REQUIRED ACTION 1:
Transcribe part of the text on frontend and backend development, starting with "A server is" and going on through "ticket with ease.".
REQUIRED ACTION 2:
Answer these questions using the text on frontend and backend development:
(a) What example does it use to explain how this works?
(b) How does it describe a server in the simplest form?
(c) What does it call jQuery?

READING TEXT:
□ □ □

Frontend vs Backend Development

Perhaps you have heard the frontend and backend development terms. But do you understand what each one means and what is the difference between them?

To better explain how all of this works, let’s use the example of a customer trying to purchase a plane ticket using a website. All customers see on the website is the frontend; once customers enter all their information, such as their name, billing address, or destination, the web application stores the information in a previously created database on the server where the website requests the information.

Backend

The web application creates, deletes, changes, or renames items in the database. For example, when a customer purchases a ticket, that makes an article in the database, but when they change their order or wish to cancel, change the database item.

A server is a computer accessed remotely that runs software to fulfill requests from clients in the simplest form. In our example, the server the customer’s browser is communicating with is where the database is stored and modified.

Then, in short, when a customer wants to buy a ticket, the backend operation is the web application communicating with the server to make a change in a database stored on said server. Technologies like PHP, Ruby, Python, and other’ backend programmers make this communication work smoothly, allowing the customer to purchase their ticket with ease.

Frontend

These days, frontend development refers to the part that web users interact with. In the past, web development consisted of people who worked with Photoshop and those who could code HTML and CSS. Now, developers need a handle of programs like Photoshop and code in HTML and CSS and JavaScript or jQuery, a compiled library of JavaScript.

Most of everything you see on any website is a mixture of HTML, CSS, and JavaScript, all controlled by the browser.

For example, if you’re using Google Chrome or Firefox, the browser translates all of the code in a manner for you to see and with which to interact, such as fonts, colors, drop-down menus, sliders, or forms. However, for all of this to work, there has to be something supporting the frontend. So that’s where the backend comes in.

In other words, everything that users of a website or platform see is the frontend, and everything that they do not see, but that allows them to make interactions is the backend.

□ □ □

[Dataset entries]
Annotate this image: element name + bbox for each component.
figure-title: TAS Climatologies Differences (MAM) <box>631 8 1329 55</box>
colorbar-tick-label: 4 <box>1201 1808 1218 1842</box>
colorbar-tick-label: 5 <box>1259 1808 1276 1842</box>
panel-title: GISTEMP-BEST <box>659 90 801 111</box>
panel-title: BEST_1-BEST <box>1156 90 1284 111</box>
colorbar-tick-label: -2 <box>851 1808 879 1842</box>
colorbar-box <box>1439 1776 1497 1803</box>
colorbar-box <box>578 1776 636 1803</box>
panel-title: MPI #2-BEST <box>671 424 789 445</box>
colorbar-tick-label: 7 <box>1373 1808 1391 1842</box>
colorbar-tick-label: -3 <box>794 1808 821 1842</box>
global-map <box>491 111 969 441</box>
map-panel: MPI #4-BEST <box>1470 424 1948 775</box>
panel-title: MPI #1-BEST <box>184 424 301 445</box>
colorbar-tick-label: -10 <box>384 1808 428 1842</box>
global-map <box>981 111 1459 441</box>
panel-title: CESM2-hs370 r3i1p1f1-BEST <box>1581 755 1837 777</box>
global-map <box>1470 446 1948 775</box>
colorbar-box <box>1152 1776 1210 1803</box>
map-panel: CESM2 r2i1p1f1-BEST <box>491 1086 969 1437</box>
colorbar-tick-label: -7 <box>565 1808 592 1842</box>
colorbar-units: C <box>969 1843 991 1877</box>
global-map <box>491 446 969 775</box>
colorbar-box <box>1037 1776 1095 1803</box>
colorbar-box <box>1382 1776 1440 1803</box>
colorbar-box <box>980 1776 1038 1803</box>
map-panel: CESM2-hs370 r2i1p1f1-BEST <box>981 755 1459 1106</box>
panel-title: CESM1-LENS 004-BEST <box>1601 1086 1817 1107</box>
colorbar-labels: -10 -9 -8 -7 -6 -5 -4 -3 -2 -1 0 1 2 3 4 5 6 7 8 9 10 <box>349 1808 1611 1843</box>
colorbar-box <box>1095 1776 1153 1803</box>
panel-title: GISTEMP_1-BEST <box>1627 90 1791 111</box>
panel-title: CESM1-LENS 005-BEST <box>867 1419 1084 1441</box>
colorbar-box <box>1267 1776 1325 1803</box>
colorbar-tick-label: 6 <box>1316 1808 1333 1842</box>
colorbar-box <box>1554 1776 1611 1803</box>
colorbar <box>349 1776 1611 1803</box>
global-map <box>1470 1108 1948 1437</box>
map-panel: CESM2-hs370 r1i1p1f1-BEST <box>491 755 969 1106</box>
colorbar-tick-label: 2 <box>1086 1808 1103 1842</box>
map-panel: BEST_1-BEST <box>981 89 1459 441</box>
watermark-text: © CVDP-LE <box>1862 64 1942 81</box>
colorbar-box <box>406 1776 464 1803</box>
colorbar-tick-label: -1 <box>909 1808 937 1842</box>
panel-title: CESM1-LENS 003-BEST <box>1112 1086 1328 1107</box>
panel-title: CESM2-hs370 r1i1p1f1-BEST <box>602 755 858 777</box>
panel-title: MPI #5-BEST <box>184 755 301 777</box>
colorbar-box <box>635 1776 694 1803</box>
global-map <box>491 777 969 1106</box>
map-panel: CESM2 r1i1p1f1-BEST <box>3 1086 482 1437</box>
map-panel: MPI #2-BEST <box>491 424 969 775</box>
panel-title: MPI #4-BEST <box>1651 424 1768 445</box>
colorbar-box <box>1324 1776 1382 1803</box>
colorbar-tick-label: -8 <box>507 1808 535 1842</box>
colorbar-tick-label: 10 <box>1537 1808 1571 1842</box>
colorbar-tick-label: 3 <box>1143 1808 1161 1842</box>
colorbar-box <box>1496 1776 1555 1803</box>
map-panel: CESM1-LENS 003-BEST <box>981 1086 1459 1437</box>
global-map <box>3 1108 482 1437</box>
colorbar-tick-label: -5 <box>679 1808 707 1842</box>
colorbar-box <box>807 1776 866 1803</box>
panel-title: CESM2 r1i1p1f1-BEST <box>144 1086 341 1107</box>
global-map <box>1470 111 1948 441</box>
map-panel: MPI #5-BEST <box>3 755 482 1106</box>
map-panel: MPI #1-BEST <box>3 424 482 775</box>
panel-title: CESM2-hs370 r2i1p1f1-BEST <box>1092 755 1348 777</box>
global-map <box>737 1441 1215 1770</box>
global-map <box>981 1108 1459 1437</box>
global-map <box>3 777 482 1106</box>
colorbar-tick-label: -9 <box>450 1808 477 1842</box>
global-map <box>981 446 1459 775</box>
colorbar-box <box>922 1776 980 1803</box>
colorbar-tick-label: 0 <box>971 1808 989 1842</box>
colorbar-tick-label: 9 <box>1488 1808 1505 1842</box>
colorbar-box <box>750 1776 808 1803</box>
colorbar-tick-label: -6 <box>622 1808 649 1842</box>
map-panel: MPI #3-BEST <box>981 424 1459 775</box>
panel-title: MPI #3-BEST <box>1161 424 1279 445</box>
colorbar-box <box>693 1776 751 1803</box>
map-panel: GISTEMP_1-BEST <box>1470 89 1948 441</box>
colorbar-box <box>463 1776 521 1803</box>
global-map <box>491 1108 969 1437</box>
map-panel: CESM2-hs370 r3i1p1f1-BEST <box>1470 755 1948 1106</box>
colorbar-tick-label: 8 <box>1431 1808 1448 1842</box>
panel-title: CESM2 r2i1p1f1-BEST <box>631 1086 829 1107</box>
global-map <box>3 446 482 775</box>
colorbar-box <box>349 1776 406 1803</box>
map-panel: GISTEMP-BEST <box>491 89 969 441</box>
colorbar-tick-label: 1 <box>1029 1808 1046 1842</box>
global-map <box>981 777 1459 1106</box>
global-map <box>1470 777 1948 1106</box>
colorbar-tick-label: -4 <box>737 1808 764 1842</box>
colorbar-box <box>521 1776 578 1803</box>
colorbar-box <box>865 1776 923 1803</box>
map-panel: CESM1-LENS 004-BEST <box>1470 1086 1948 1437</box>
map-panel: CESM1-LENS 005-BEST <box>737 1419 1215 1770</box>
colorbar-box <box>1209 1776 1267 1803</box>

□ □ □

EXPECTED OUTPUT 1:
A server is a computer accessed remotely that runs software to fulfill requests from clients in the simplest form. In our example, the server the customer’s browser is communicating with is where the database is stored and modified.

Then, in short, when a customer wants to buy a ticket, the backend operation is the web application communicating with the server to make a change in a database stored on said server. Technologies like PHP, Ruby, Python, and other’ backend programmers make this communication work smoothly, allowing the customer to purchase their ticket with ease.

EXPECTED OUTPUT 2:
(a) A customer trying to purchase a plane ticket using a website.
(b) A computer accessed remotely that runs software to fulfill requests from clients.
(c) A compiled library of JavaScript.